##### Given entries #####
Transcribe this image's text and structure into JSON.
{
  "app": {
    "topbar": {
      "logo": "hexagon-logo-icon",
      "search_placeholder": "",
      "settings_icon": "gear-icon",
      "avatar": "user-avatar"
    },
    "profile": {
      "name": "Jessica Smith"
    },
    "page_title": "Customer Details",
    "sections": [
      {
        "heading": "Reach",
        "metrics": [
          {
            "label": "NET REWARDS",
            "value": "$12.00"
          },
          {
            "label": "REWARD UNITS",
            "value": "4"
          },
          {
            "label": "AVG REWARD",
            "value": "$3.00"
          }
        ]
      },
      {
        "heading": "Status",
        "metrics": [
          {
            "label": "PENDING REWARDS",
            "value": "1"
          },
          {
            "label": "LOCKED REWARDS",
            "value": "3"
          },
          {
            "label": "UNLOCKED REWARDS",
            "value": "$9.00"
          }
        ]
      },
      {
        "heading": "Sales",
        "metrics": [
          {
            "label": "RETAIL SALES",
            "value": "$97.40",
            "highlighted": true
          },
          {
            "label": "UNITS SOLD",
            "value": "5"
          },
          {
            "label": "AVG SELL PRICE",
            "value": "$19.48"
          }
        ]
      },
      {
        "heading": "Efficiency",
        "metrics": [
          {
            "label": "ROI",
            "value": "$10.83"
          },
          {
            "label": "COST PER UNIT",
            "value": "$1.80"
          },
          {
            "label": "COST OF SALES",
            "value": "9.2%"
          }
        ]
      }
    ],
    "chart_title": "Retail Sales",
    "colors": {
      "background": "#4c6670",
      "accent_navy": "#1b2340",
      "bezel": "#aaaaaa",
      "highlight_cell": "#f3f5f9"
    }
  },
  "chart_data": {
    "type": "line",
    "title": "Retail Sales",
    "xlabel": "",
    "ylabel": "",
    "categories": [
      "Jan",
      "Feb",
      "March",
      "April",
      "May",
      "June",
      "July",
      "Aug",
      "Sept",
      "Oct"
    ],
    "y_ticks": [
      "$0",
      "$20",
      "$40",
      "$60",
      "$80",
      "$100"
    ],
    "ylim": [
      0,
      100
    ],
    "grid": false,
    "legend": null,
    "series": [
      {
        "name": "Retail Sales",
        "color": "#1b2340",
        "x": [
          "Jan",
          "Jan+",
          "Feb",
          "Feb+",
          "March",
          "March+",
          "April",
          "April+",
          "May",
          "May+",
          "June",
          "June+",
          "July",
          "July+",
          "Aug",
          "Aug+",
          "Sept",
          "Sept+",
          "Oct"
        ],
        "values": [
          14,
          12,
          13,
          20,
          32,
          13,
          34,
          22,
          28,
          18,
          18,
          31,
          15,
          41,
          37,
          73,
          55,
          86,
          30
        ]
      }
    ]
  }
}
#####
**Exercise brief:**
Write out the full listing exactly as given.

**The response:**
Transcribe this image's text and structure into JSON.
{
  "app": {
    "topbar": {
      "logo": "hexagon-logo-icon",
      "search_placeholder": "",
      "settings_icon": "gear-icon",
      "avatar": "user-avatar"
    },
    "profile": {
      "name": "Jessica Smith"
    },
    "page_title": "Customer Details",
    "sections": [
      {
        "heading": "Reach",
        "metrics": [
          {
            "label": "NET REWARDS",
            "value": "$12.00"
          },
          {
            "label": "REWARD UNITS",
            "value": "4"
          },
          {
            "label": "AVG REWARD",
            "value": "$3.00"
          }
        ]
      },
      {
        "heading": "Status",
        "metrics": [
          {
            "label": "PENDING REWARDS",
            "value": "1"
          },
          {
            "label": "LOCKED REWARDS",
            "value": "3"
          },
          {
            "label": "UNLOCKED REWARDS",
            "value": "$9.00"
          }
        ]
      },
      {
        "heading": "Sales",
        "metrics": [
          {
            "label": "RETAIL SALES",
            "value": "$97.40",
            "highlighted": true
          },
          {
            "label": "UNITS SOLD",
            "value": "5"
          },
          {
            "label": "AVG SELL PRICE",
            "value": "$19.48"
          }
        ]
      },
      {
        "heading": "Efficiency",
        "metrics": [
          {
            "label": "ROI",
            "value": "$10.83"
          },
          {
            "label": "COST PER UNIT",
            "value": "$1.80"
          },
          {
            "label": "COST OF SALES",
            "value": "9.2%"
          }
        ]
      }
    ],
    "chart_title": "Retail Sales",
    "colors": {
      "background": "#4c6670",
      "accent_navy": "#1b2340",
      "bezel": "#aaaaaa",
      "highlight_cell": "#f3f5f9"
    }
  },
  "chart_data": {
    "type": "line",
    "title": "Retail Sales",
    "xlabel": "",
    "ylabel": "",
    "categories": [
      "Jan",
      "Feb",
      "March",
      "April",
      "May",
      "June",
      "July",
      "Aug",
      "Sept",
      "Oct"
    ],
    "y_ticks": [
      "$0",
      "$20",
      "$40",
      "$60",
      "$80",
      "$100"
    ],
    "ylim": [
      0,
      100
    ],
    "grid": false,
    "legend": null,
    "series": [
      {
        "name": "Retail Sales",
        "color": "#1b2340",
        "x": [
          "Jan",
          "Jan+",
          "Feb",
          "Feb+",
          "March",
          "March+",
          "April",
          "April+",
          "May",
          "May+",
          "June",
          "June+",
          "July",
          "July+",
          "Aug",
          "Aug+",
          "Sept",
          "Sept+",
          "Oct"
        ],
        "values": [
          14,
          12,
          13,
          20,
          32,
          13,
          34,
          22,
          28,
          18,
          18,
          31,
          15,
          41,
          37,
          73,
          55,
          86,
          30
        ]
      }
    ]
  }
}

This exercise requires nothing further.